-------- MATERIAL FOR THIS TASK --------

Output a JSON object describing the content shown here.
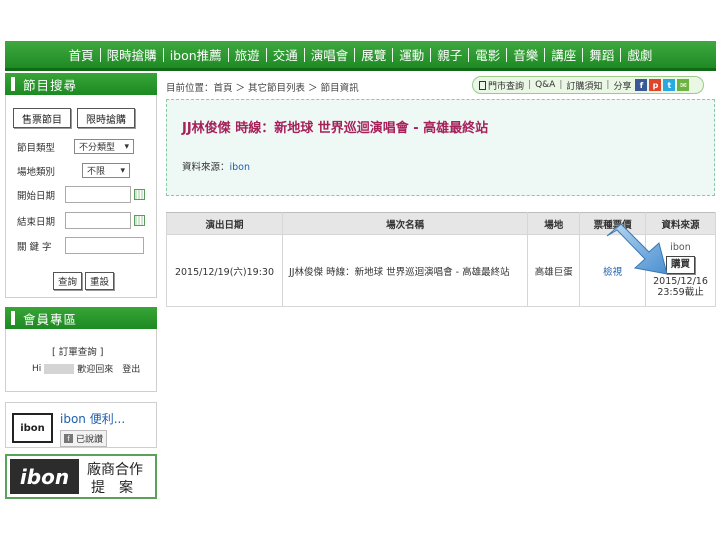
{
  "nav": {
    "items": [
      "首頁",
      "限時搶購",
      "ibon推薦",
      "旅遊",
      "交通",
      "演唱會",
      "展覽",
      "運動",
      "親子",
      "電影",
      "音樂",
      "講座",
      "舞蹈",
      "戲劇"
    ]
  },
  "sidebar": {
    "search_title": "節目搜尋",
    "tab_ticket": "售票節目",
    "tab_flash": "限時搶購",
    "type_label": "節目類型",
    "type_value": "不分類型",
    "venue_label": "場地類別",
    "venue_value": "不限",
    "start_label": "開始日期",
    "end_label": "結束日期",
    "keyword_label": "關 鍵 字",
    "query_button": "查詢",
    "reset_button": "重設",
    "member_title": "會員專區",
    "order_query": "[ 訂單查詢 ]",
    "hi": "Hi",
    "welcome": "歡迎回來",
    "logout": "登出"
  },
  "ads": {
    "fb_logo": "ibon",
    "fb_name": "ibon 便利...",
    "fb_like": "已說讚",
    "partner_logo": "ibon",
    "partner_line1": "廠商合作",
    "partner_line2": "提　案"
  },
  "breadcrumb": {
    "text": "目前位置：首頁 ＞ 其它節目列表 ＞ 節目資訊"
  },
  "toolbar": {
    "store_query": "門市查詢",
    "qa": "Q&A",
    "order_notice": "訂購須知",
    "share": "分享",
    "icons": [
      {
        "letter": "f",
        "color": "#3b5998"
      },
      {
        "letter": "p",
        "color": "#e0452b"
      },
      {
        "letter": "t",
        "color": "#2aa9e0"
      },
      {
        "letter": "✉",
        "color": "#6cb33f"
      }
    ]
  },
  "event": {
    "title": "JJ林俊傑 時線：新地球 世界巡迴演唱會 - 高雄最終站",
    "source_label": "資料來源：",
    "source_value": "ibon"
  },
  "table": {
    "headers": [
      "演出日期",
      "場次名稱",
      "場地",
      "票種票價",
      "資料來源"
    ],
    "row": {
      "date": "2015/12/19(六)19:30",
      "name": "JJ林俊傑 時線：新地球 世界巡迴演唱會 - 高雄最終站",
      "venue": "高雄巨蛋",
      "price_link": "檢視",
      "source": "ibon",
      "buy": "購買",
      "deadline_date": "2015/12/16",
      "deadline_time": "23:59截止"
    }
  }
}
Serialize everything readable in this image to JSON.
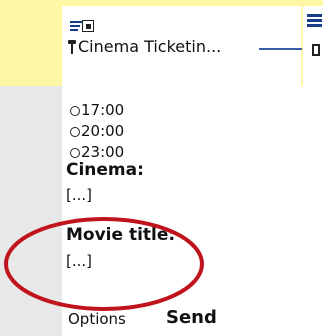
{
  "app": {
    "title": "Cinema Ticketin..."
  },
  "time_options": [
    {
      "label": "17:00",
      "selected": false
    },
    {
      "label": "20:00",
      "selected": false
    },
    {
      "label": "23:00",
      "selected": false
    }
  ],
  "fields": {
    "cinema": {
      "label": "Cinema:",
      "value": "[...]"
    },
    "movie_title": {
      "label": "Movie title:",
      "value": "[...]"
    }
  },
  "softkeys": {
    "left": "Options",
    "center": "Send"
  },
  "icons": {
    "signal": "signal-bars-icon",
    "status": "phone-indicator-icon",
    "antenna": "antenna-icon",
    "radio": "radio-button-icon"
  },
  "colors": {
    "top_band": "#fff7a6",
    "left_strip": "#e8e8e8",
    "accent_blue": "#183e8a",
    "rail_blue": "#123a8a",
    "highlight_red": "#c0141c"
  }
}
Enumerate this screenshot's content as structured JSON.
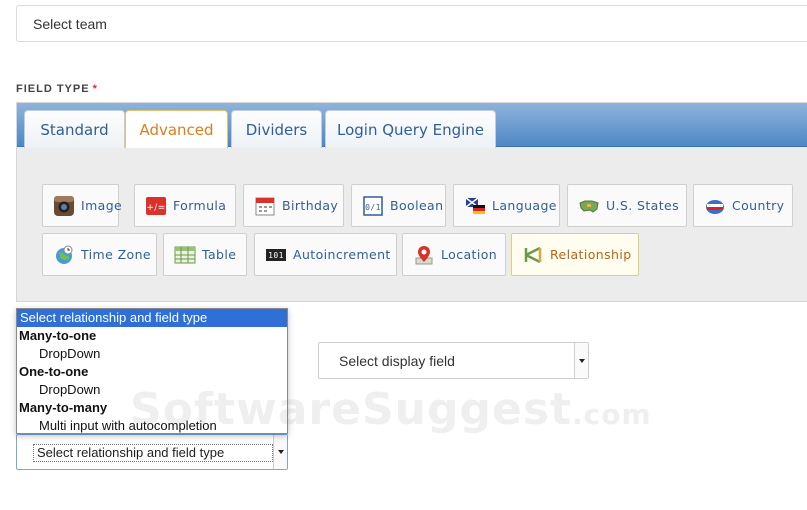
{
  "team_select": {
    "placeholder": "Select team"
  },
  "field_type": {
    "label": "FIELD TYPE",
    "required_mark": "*"
  },
  "tabs": [
    {
      "label": "Standard",
      "active": false
    },
    {
      "label": "Advanced",
      "active": true
    },
    {
      "label": "Dividers",
      "active": false
    },
    {
      "label": "Login Query Engine",
      "active": false
    }
  ],
  "types": [
    {
      "label": "Image",
      "icon": "instagram-camera-icon"
    },
    {
      "label": "Formula",
      "icon": "formula-icon"
    },
    {
      "label": "Birthday",
      "icon": "calendar-icon"
    },
    {
      "label": "Boolean",
      "icon": "boolean-icon"
    },
    {
      "label": "Language",
      "icon": "language-flags-icon"
    },
    {
      "label": "U.S. States",
      "icon": "us-map-icon"
    },
    {
      "label": "Country",
      "icon": "country-flag-icon"
    },
    {
      "label": "Time Zone",
      "icon": "globe-clock-icon"
    },
    {
      "label": "Table",
      "icon": "table-icon"
    },
    {
      "label": "Autoincrement",
      "icon": "counter-icon"
    },
    {
      "label": "Location",
      "icon": "map-pin-icon"
    },
    {
      "label": "Relationship",
      "icon": "relationship-icon",
      "selected": true
    }
  ],
  "relationship_dropdown": {
    "highlighted": "Select relationship and field type",
    "groups": [
      {
        "label": "Many-to-one",
        "options": [
          "DropDown"
        ]
      },
      {
        "label": "One-to-one",
        "options": [
          "DropDown"
        ]
      },
      {
        "label": "Many-to-many",
        "options": [
          "Multi input with autocompletion"
        ]
      }
    ],
    "selected_value": "Select relationship and field type"
  },
  "display_select": {
    "placeholder": "Select display field"
  },
  "watermark": {
    "text": "SoftwareSuggest",
    "suffix": ".com"
  },
  "colors": {
    "tab_bar": "#4f87c4",
    "active_tab_text": "#e07d18",
    "link_blue": "#2f5f97",
    "highlight": "#2f70d8",
    "required": "#d9302c"
  }
}
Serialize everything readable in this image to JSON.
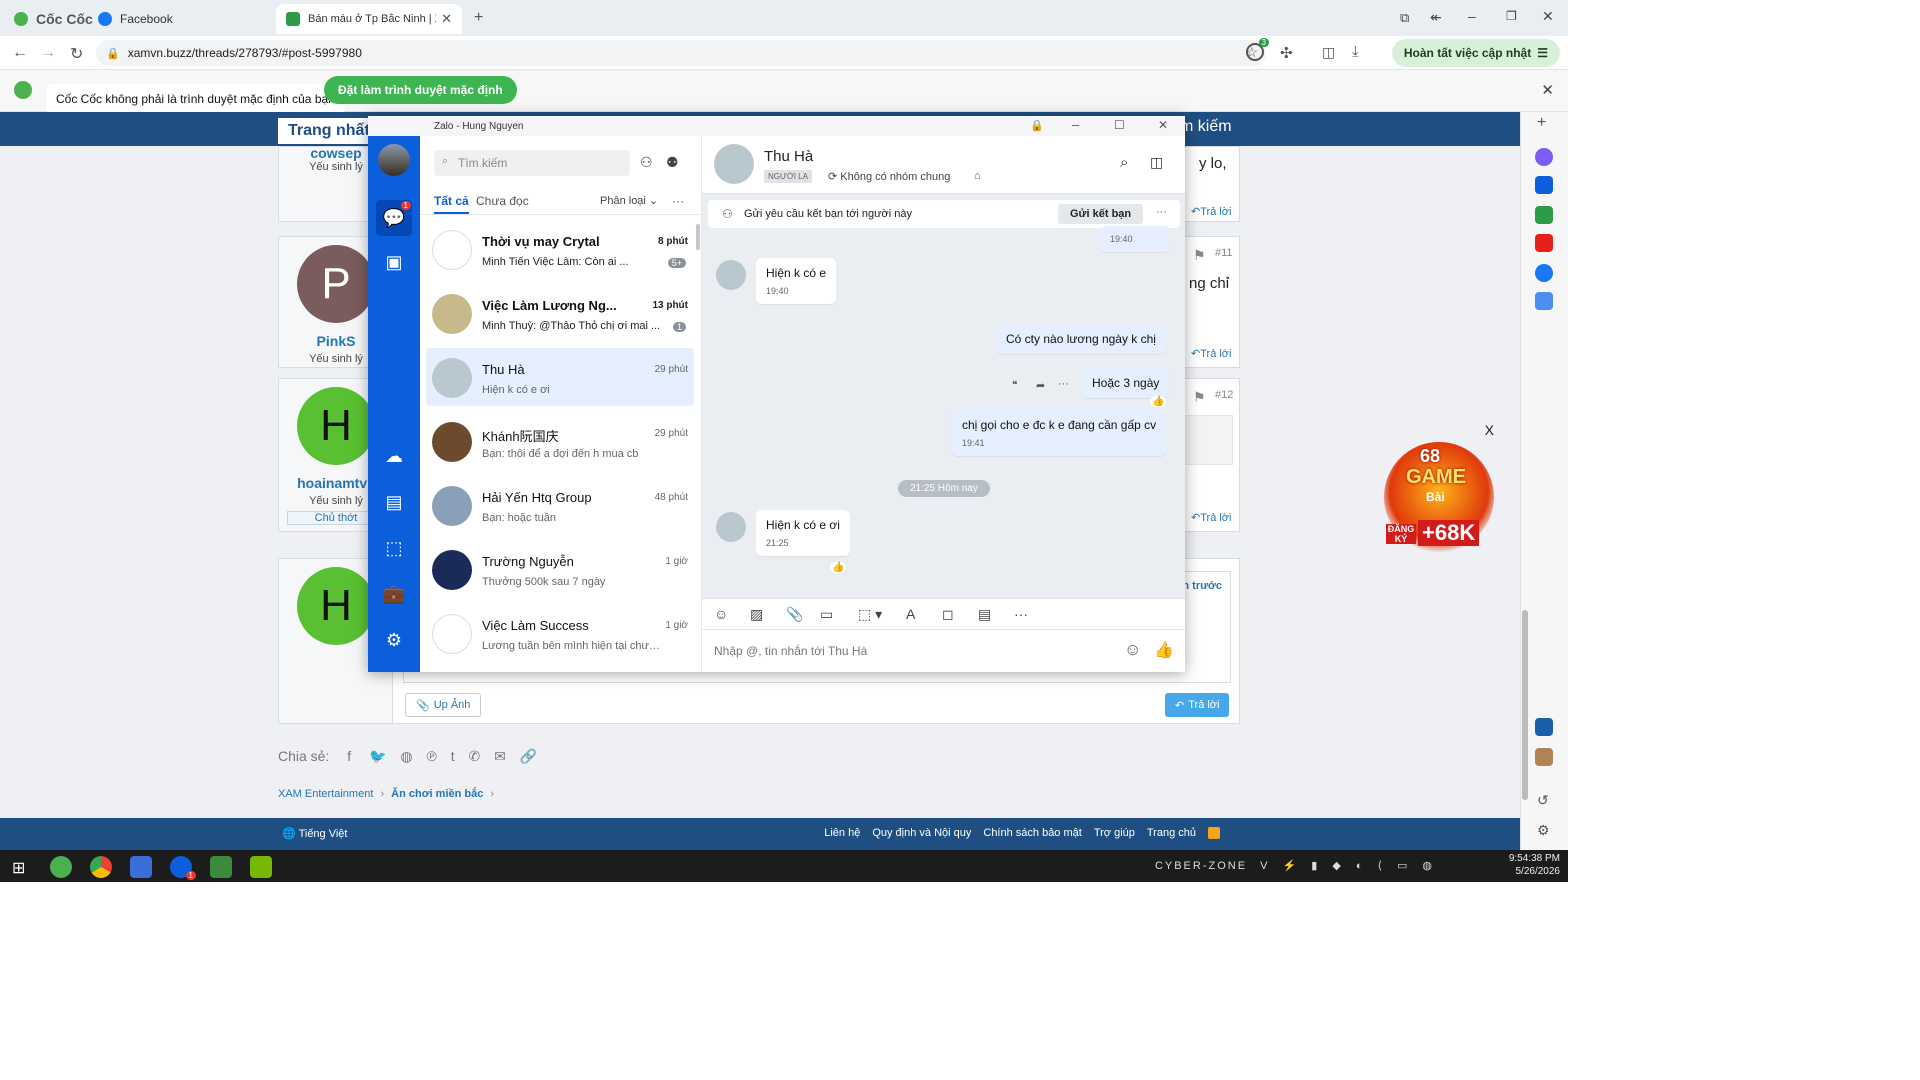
{
  "browser": {
    "tabs": [
      {
        "label": "Cốc Cốc"
      },
      {
        "label": "Facebook"
      },
      {
        "label": "Bán máu ở Tp Bắc Ninh | Xa"
      }
    ],
    "url": "xamvn.buzz/threads/278793/#post-5997980",
    "update_button": "Hoàn tất việc cập nhật",
    "extension_badge": "3",
    "infobar_message": "Cốc Cốc không phải là trình duyệt mặc định của bạn",
    "infobar_button": "Đặt làm trình duyệt mặc định"
  },
  "site": {
    "nav_home": "Trang nhất",
    "nav_search": "m kiếm",
    "posts": [
      {
        "user": "cowsep",
        "role": "Yếu sinh lý",
        "snippet": "y lo,",
        "reply": "Trả lời",
        "number": ""
      },
      {
        "user": "PinkS",
        "avatar_letter": "P",
        "role": "Yếu sinh lý",
        "snippet": "ng chỉ",
        "reply": "Trả lời",
        "number": "#11"
      },
      {
        "user": "hoainamtvk",
        "avatar_letter": "H",
        "role": "Yếu sinh lý",
        "badge": "Chủ thớt",
        "reply": "Trả lời",
        "number": "#12"
      },
      {
        "avatar_letter": "H",
        "prev": "n trước"
      }
    ],
    "upload_button": "Up Ảnh",
    "reply_button": "Trả lời",
    "share_label": "Chia sẻ:",
    "breadcrumb": [
      "XAM Entertainment",
      "Ăn chơi miền bắc"
    ],
    "footer_language": "Tiếng Việt",
    "footer_links": [
      "Liên hệ",
      "Quy định và Nội quy",
      "Chính sách bảo mật",
      "Trợ giúp",
      "Trang chủ"
    ]
  },
  "ad": {
    "close": "X",
    "text_top": "68",
    "text_game": "GAME",
    "text_bai": "Bài",
    "text_signup": "ĐĂNG KÝ",
    "text_bonus": "+68K"
  },
  "zalo": {
    "window_title": "Zalo - Hung Nguyen",
    "rail_badge": "1",
    "search_placeholder": "Tìm kiếm",
    "tab_all": "Tất cả",
    "tab_unread": "Chưa đọc",
    "classify": "Phân loại",
    "conversations": [
      {
        "name": "Thời vụ may Crytal",
        "time": "8 phút",
        "preview": "Minh Tiến Việc Làm: Còn ai ...",
        "badge": "5+"
      },
      {
        "name": "Việc Làm Lương Ng...",
        "time": "13 phút",
        "preview": "Minh Thuỳ: @Thảo Thỏ chị ơi mai ...",
        "badge": "1"
      },
      {
        "name": "Thu Hà",
        "time": "29 phút",
        "preview": "Hiện k có e ơi"
      },
      {
        "name": "Khánh阮国庆",
        "time": "29 phút",
        "preview": "Bạn: thôi để a đợi đến h mua cb"
      },
      {
        "name": "Hải Yến Htq Group",
        "time": "48 phút",
        "preview": "Bạn: hoặc tuần"
      },
      {
        "name": "Trường Nguyễn",
        "time": "1 giờ",
        "preview": "Thưởng 500k sau 7 ngày"
      },
      {
        "name": "Việc Làm Success",
        "time": "1 giờ",
        "preview": "Lương tuần bên mình hiện tại chưa ..."
      }
    ],
    "chat": {
      "name": "Thu Hà",
      "stranger_tag": "NGƯỜI LẠ",
      "common_groups": "Không có nhóm chung",
      "friend_request_text": "Gửi yêu cầu kết bạn tới người này",
      "friend_request_button": "Gửi kết bạn",
      "messages": [
        {
          "text": "",
          "time": "19:40"
        },
        {
          "text": "Hiện k có e",
          "time": "19:40"
        },
        {
          "text": "Có cty nào lương ngày k chị",
          "time": ""
        },
        {
          "text": "Hoặc 3 ngày",
          "time": ""
        },
        {
          "text": "chị gọi cho e đc k e đang cần gấp cv",
          "time": "19:41"
        },
        {
          "text": "Hiện k có e ơi",
          "time": "21:25"
        }
      ],
      "date_separator": "21:25 Hôm nay",
      "input_placeholder": "Nhập @, tin nhắn tới Thu Hà"
    }
  },
  "taskbar": {
    "tray_text": "CYBER-ZONE",
    "time": "9:54:38 PM",
    "date": "5/26/2026",
    "zalo_badge": "1"
  }
}
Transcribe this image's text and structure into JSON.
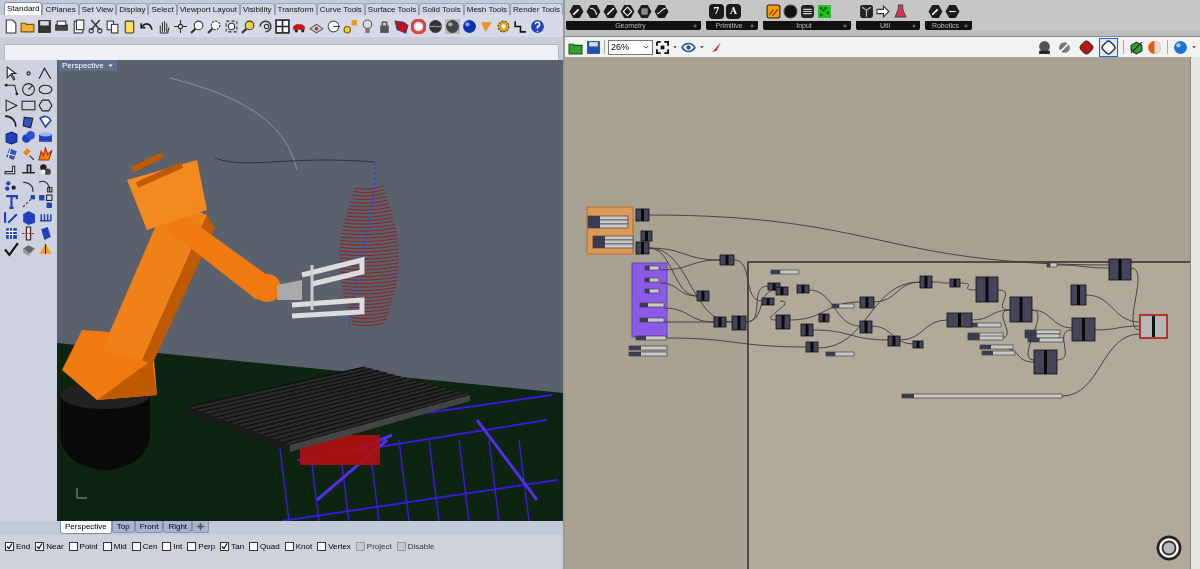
{
  "rhino": {
    "toolbar_tabs": [
      {
        "label": "Standard",
        "selected": true
      },
      {
        "label": "CPlanes",
        "selected": false
      },
      {
        "label": "Set View",
        "selected": false
      },
      {
        "label": "Display",
        "selected": false
      },
      {
        "label": "Select",
        "selected": false
      },
      {
        "label": "Viewport Layout",
        "selected": false
      },
      {
        "label": "Visibility",
        "selected": false
      },
      {
        "label": "Transform",
        "selected": false
      },
      {
        "label": "Curve Tools",
        "selected": false
      },
      {
        "label": "Surface Tools",
        "selected": false
      },
      {
        "label": "Solid Tools",
        "selected": false
      },
      {
        "label": "Mesh Tools",
        "selected": false
      },
      {
        "label": "Render Tools",
        "selected": false
      }
    ],
    "viewport": {
      "title": "Perspective"
    },
    "viewport_tabs": [
      {
        "label": "Perspective",
        "selected": true
      },
      {
        "label": "Top",
        "selected": false
      },
      {
        "label": "Front",
        "selected": false
      },
      {
        "label": "Right",
        "selected": false
      }
    ],
    "osnaps": [
      {
        "label": "End",
        "checked": true,
        "disabled": false
      },
      {
        "label": "Near",
        "checked": true,
        "disabled": false
      },
      {
        "label": "Point",
        "checked": false,
        "disabled": false
      },
      {
        "label": "Mid",
        "checked": false,
        "disabled": false
      },
      {
        "label": "Cen",
        "checked": false,
        "disabled": false
      },
      {
        "label": "Int",
        "checked": false,
        "disabled": false
      },
      {
        "label": "Perp",
        "checked": false,
        "disabled": false
      },
      {
        "label": "Tan",
        "checked": true,
        "disabled": false
      },
      {
        "label": "Quad",
        "checked": false,
        "disabled": false
      },
      {
        "label": "Knot",
        "checked": false,
        "disabled": false
      },
      {
        "label": "Vertex",
        "checked": false,
        "disabled": false
      },
      {
        "label": "Project",
        "checked": false,
        "disabled": true
      },
      {
        "label": "Disable",
        "checked": false,
        "disabled": true
      }
    ]
  },
  "grasshopper": {
    "component_groups": [
      {
        "label": "Geometry"
      },
      {
        "label": "Primitive",
        "icon_glyphs": [
          "7",
          "A"
        ]
      },
      {
        "label": "Input"
      },
      {
        "label": "Util"
      },
      {
        "label": "Robotics"
      }
    ],
    "zoom": "26%",
    "preview_modes": [
      {
        "selected": false
      },
      {
        "selected": false
      },
      {
        "selected": true
      }
    ]
  }
}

--------

# [INSTRUCTION]
Return every line from the records above that holds the word "Perspective".

# [PROBLEM SOLUTION]
      "title": "Perspective"
        "label": "Perspective",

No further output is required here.